* Page text

------

Juan Soto, the Nationals' 23-year-old star, is three years from possibly hitting the open market as a free agent. (Katherine Frey/The Washington Post)
5 min

CARLSBAD, Calif. — The remarks were separated by four hours and a long toss or three at the Omni La Costa Resort on Wednesday. Scott Boras, baseball’s most influential agent, made his while surrounded by reporters and a fake hedge. Mike Rizzo, general manager of the Washington Nationals, made his in a quiet corner of an outdoor patio, away from other executives and the media horde.

Both discussed Juan Soto and his future in D.C. If Soto doesn’t sign an extension, he will hit free agency after the 2024 season. The clock is ticking.

------

* Things to do
1 > Answer these questions on the Juan Soto article:
(a) How old is Juan Soto?
(b) Where did Mike Rizzo make his remarks?
(c) After which season will Soto reach free agency if he doesn't sign an extension?
2 > Can you pick up the Juan Soto article after its last sentence and carry it on for a paragraph or two?

* Element position data

------

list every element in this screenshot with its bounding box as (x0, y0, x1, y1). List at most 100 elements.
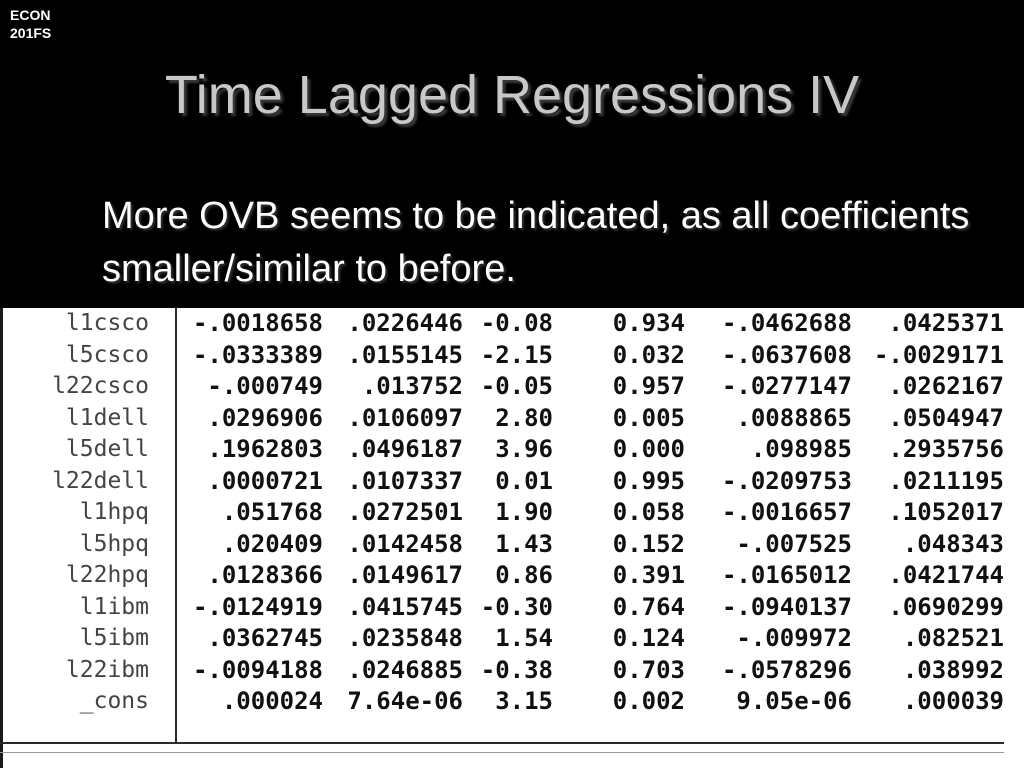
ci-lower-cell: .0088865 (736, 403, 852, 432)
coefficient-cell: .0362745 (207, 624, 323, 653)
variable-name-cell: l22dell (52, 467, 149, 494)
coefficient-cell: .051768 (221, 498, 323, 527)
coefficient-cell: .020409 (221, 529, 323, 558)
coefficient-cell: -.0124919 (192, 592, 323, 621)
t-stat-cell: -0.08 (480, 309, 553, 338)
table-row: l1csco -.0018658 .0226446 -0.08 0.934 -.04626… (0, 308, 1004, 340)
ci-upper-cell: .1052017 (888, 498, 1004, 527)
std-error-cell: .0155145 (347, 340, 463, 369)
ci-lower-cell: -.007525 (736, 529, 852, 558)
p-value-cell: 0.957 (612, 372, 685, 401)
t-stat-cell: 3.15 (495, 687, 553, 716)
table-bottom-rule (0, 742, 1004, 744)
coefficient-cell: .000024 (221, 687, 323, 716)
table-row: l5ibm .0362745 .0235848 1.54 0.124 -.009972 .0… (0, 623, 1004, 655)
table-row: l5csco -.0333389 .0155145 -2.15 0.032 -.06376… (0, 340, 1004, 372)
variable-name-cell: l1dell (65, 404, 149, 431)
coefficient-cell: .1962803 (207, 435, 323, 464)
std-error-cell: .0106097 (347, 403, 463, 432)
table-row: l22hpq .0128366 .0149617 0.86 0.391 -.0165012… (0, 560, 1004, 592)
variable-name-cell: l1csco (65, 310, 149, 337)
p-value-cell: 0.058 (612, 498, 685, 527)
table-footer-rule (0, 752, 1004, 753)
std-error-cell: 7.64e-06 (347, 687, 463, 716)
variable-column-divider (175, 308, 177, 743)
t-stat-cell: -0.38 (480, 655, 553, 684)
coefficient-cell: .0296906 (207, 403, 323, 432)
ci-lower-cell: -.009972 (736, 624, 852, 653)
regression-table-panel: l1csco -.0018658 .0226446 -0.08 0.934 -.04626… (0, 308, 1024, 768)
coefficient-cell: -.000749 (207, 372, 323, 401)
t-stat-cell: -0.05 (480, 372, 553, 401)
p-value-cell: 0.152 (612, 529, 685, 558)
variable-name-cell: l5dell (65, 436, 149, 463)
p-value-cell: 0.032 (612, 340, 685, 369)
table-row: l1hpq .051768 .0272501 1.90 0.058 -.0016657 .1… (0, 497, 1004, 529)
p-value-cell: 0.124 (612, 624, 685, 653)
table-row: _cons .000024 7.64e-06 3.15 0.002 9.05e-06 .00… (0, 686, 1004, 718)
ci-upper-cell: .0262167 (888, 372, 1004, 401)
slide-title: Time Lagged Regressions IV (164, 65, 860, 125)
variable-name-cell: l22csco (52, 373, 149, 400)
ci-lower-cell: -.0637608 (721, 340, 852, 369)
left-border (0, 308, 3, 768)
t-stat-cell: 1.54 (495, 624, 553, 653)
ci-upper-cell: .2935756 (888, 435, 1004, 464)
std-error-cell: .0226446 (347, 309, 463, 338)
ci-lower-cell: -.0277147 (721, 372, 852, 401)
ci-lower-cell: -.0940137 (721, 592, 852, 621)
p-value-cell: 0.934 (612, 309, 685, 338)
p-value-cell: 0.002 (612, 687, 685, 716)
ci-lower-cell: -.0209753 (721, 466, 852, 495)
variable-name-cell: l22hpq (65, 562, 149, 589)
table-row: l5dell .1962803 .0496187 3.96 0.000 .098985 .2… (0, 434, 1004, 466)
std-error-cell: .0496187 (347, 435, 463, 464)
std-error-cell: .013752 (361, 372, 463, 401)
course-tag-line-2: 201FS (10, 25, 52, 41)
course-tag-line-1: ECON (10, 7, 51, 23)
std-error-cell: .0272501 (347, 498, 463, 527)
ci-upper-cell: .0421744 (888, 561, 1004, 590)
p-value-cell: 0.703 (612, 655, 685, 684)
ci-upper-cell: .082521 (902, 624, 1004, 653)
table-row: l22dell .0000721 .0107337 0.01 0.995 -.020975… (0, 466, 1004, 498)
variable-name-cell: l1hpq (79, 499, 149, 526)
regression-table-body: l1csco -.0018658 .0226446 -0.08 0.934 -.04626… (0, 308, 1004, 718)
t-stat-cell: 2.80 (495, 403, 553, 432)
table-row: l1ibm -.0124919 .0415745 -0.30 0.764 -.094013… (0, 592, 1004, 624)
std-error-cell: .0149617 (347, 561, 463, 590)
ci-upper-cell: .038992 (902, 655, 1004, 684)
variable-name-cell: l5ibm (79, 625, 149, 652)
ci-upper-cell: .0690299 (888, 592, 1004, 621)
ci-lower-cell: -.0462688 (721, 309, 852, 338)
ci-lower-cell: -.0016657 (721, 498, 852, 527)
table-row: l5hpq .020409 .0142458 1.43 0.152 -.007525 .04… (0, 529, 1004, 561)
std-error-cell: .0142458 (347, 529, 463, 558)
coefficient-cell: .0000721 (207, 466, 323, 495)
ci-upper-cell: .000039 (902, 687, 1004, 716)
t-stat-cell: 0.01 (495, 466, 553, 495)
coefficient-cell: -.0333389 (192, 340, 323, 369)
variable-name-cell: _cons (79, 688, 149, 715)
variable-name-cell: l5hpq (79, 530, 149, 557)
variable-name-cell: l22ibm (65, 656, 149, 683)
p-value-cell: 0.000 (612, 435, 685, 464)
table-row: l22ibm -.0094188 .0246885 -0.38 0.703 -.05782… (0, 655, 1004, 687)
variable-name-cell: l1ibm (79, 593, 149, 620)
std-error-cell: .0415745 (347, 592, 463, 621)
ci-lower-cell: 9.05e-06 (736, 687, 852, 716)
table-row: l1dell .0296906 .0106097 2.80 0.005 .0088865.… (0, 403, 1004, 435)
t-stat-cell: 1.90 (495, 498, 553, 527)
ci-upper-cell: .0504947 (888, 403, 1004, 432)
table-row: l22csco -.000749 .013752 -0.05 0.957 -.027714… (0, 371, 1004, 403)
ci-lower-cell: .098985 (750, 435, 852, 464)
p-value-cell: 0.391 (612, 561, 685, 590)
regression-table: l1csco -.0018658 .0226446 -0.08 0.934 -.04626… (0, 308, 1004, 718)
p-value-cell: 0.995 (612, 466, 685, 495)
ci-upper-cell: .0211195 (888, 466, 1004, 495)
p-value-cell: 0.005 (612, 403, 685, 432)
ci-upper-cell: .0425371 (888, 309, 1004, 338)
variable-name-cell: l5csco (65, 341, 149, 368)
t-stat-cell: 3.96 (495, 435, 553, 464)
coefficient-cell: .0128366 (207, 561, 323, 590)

------

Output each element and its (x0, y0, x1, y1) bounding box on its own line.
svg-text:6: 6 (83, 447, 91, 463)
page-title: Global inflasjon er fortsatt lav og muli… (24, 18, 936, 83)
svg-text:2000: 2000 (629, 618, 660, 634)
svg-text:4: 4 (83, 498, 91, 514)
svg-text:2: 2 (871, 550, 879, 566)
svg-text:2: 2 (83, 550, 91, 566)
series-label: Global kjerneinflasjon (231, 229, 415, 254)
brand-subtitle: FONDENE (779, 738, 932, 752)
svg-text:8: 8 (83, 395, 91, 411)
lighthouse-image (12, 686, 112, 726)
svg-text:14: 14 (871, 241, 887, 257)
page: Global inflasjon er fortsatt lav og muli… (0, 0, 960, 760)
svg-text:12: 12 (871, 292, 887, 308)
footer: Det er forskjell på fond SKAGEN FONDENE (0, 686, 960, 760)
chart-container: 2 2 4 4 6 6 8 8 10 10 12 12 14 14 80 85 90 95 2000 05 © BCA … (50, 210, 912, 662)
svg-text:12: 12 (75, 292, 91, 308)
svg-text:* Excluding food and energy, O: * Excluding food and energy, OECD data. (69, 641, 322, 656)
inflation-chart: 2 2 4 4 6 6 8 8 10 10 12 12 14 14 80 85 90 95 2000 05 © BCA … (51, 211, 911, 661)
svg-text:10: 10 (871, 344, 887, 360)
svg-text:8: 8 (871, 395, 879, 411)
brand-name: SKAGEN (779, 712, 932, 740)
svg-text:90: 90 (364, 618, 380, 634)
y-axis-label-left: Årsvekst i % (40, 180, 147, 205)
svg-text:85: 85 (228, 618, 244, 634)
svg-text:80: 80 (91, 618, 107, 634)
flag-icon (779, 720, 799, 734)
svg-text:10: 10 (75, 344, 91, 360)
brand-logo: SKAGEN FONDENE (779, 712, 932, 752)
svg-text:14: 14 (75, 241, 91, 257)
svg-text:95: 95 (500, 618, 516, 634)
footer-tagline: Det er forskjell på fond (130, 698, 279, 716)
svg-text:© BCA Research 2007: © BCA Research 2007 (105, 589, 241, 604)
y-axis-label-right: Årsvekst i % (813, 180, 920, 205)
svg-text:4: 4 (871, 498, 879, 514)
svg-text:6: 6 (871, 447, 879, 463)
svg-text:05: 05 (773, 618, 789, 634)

------

* Answers for this exercise
1 >
(a) 23
(b) In a quiet corner of an outdoor patio, away from other executives and the media horde
(c) The 2024 season

2 >
“Juan Soto wants to win,” Boras said when asked whether there was an offer the Nationals could make — right now — that would get the 23-year-old star to sign a long-term extension. “So the first thing that’s going to have to happen is that he knows that he’s working with an ownership that’s going to annually try to compete and win. And then I think once he knows that, then he’ll be ready to sit down and talk whenever they choose to talk.”

Rizzo’s response?

“We’ve made it known that we want Juan to be a long-term National,” Rizzo told The Washington Post at MLB’s general managers’ meetings. “It’s no secret. We’ve talked to the player himself; we talked to Scott before. … As of this point, he and I haven’t sat down and discussed it in depth. But we’ve spoken in generalities and that type of thing, and he knows our thought process on it. It will be something we want to talk to him about — being here for a long, long time.”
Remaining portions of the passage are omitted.